Objective:
Report the number of lines where the string "Encouraging" occurs, and write nothing else.

Data supplied:

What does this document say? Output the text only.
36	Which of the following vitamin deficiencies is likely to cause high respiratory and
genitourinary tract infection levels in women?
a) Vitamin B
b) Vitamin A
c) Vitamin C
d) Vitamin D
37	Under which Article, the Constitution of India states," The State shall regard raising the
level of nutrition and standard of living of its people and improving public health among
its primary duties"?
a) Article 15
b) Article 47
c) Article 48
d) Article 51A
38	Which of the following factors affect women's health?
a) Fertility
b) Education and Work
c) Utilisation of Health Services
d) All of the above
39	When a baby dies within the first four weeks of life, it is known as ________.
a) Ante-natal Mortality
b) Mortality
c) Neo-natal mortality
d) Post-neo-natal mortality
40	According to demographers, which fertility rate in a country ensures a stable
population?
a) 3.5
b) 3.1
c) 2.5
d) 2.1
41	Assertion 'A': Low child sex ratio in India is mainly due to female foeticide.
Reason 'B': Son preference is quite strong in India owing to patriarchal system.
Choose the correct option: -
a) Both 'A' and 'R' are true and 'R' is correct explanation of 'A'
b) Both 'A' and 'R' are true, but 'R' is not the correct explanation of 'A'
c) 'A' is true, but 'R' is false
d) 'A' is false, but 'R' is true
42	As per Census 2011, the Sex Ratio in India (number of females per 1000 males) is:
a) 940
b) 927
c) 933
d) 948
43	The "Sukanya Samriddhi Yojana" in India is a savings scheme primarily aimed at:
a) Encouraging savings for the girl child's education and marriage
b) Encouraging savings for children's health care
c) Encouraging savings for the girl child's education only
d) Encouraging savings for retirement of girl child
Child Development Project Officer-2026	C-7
...
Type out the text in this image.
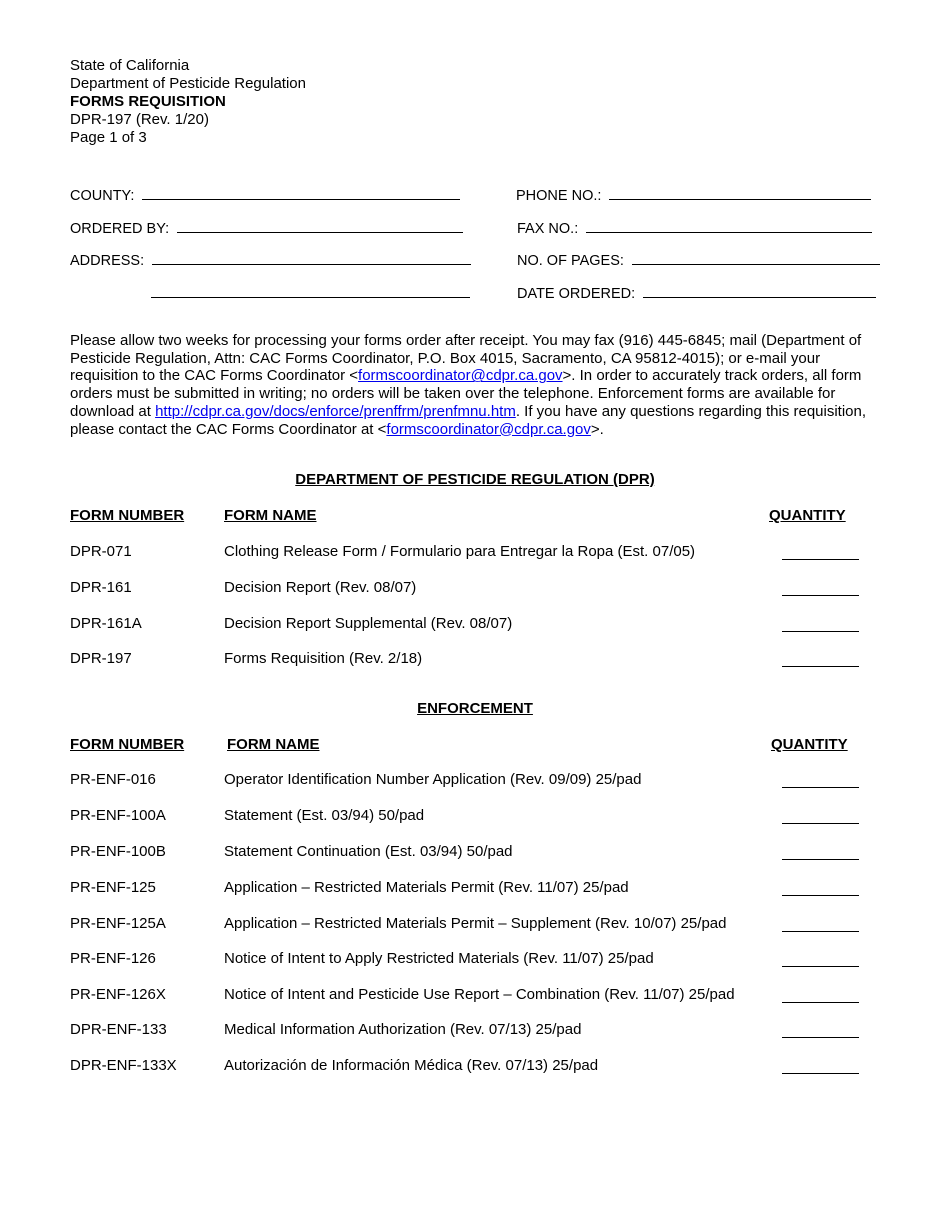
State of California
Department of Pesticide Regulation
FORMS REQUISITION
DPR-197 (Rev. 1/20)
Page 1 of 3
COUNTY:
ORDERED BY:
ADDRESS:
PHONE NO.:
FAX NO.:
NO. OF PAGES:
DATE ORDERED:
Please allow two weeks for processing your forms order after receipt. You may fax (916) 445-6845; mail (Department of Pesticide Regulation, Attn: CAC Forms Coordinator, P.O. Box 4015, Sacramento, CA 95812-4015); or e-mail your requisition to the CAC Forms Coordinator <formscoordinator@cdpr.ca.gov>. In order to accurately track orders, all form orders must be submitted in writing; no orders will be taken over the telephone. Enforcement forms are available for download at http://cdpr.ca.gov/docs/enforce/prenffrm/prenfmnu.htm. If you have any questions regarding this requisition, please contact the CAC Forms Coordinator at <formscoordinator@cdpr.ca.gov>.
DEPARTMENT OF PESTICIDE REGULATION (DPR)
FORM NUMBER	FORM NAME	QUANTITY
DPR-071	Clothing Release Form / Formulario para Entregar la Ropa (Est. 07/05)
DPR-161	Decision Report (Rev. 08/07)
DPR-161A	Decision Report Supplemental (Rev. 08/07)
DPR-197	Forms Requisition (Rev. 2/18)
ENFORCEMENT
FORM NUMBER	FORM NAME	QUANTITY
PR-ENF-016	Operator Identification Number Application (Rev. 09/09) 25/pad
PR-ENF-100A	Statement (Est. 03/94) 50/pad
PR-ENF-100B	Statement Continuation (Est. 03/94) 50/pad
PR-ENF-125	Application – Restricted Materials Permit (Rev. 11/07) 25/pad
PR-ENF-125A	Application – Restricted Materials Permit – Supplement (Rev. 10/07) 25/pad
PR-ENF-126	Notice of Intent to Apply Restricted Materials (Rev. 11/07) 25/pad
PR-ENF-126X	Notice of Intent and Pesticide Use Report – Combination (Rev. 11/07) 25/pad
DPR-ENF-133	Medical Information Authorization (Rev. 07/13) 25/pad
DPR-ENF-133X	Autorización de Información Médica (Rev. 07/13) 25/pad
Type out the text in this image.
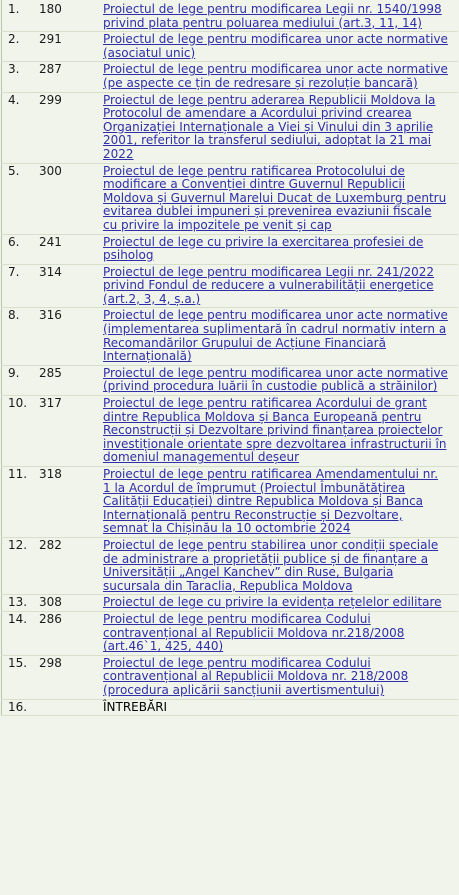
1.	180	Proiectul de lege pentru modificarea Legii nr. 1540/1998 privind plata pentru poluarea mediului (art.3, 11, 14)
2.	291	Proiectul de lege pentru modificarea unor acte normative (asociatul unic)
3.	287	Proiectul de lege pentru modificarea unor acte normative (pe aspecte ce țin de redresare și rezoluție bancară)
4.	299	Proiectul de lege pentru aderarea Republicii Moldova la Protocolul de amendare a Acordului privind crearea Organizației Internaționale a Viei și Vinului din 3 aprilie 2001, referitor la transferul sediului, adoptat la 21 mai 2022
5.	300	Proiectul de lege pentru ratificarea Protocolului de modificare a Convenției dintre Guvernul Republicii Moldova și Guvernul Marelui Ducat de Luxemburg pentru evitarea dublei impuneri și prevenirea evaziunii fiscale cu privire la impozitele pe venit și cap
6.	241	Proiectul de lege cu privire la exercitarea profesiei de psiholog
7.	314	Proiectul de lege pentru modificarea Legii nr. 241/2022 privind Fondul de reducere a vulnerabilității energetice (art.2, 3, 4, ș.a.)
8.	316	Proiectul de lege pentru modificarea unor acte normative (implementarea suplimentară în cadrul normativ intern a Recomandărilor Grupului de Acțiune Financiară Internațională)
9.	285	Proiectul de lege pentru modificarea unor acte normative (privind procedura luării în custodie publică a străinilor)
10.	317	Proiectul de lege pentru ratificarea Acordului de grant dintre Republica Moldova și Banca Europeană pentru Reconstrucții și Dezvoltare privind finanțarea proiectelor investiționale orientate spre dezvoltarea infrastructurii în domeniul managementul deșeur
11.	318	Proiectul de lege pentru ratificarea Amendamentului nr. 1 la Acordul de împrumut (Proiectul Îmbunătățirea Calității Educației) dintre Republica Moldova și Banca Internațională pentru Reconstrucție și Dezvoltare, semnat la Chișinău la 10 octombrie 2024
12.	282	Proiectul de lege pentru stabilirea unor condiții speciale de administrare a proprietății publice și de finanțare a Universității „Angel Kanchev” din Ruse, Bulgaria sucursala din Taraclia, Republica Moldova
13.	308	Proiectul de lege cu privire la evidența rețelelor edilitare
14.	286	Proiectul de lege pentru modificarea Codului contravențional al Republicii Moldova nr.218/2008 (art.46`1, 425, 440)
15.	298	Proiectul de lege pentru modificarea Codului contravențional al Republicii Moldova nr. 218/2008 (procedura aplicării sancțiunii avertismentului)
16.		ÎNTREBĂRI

In response:
4